Instruksi 1: Dari teks tentang niat puasa, sebutkan setiap istilah status hukum yang muncul beserta hal yang dikenai istilah tersebut.
Instruksi 2: Tukar "hati" dengan "kalbu" saat menyalin ulang teks tentang niat puasa antara "Seperti yang kita" dan "(HR. Abu Dawud).", termasuk keduanya.

Kutipan:
+++

NIAT PUASA ?
Seperti yang kita ketahui bahwa tempatnya niat adalah di dalam
hati. Meniatkan shaum hukumnya memang wajib. Seperti yang dikatakan oleh
Rasulullah dalam haditsnya, “Barangsiapa
yang tidak berniat di malam hari sebelum fajar, maka tidak ada puasa untuknya.”
(HR. Abu Dawud).
Lalu, bagaimana jika seseorang makan sahur lalu lupa melafalkan
niat untuk berpuasa? Ini tidak mengapa karena jika seseorang makan sahur, maka
sesungguhnya ia telah melakukan niat shaum. Ia mempersiapkan makanan sahur dan
melakukannya itu berarti ia ada keinginan untuk melaksanakan shaum. Dan tempat
niat adalah di dalam hati. Jadi , tidak mengapa jika tidak dilafalkan karena
hukum melafalkan niat itu adalah sunnah. Puasanya tetap sah. Wallahu a’lam.

+++

Informasi yang Ditampilkan:
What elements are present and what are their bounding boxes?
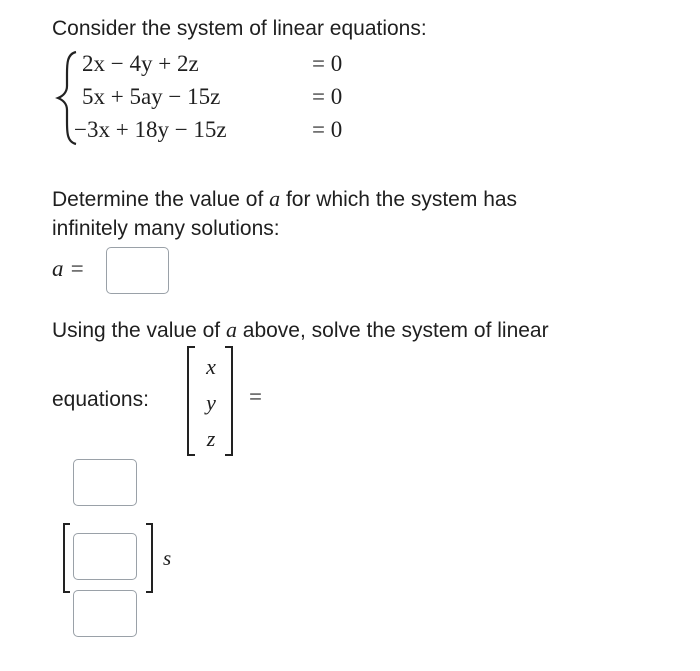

+++

Hasil Tugas 1:
- wajib: meniatkan shaum
- sunnah: melafalkan niat
- sah: puasanya (meskipun niat tidak dilafalkan)

Hasil Tugas 2:
Seperti yang kita ketahui bahwa tempatnya niat adalah di dalam
kalbu. Meniatkan shaum hukumnya memang wajib. Seperti yang dikatakan oleh
Rasulullah dalam haditsnya, “Barangsiapa
yang tidak berniat di malam hari sebelum fajar, maka tidak ada puasa untuknya.”
(HR. Abu Dawud).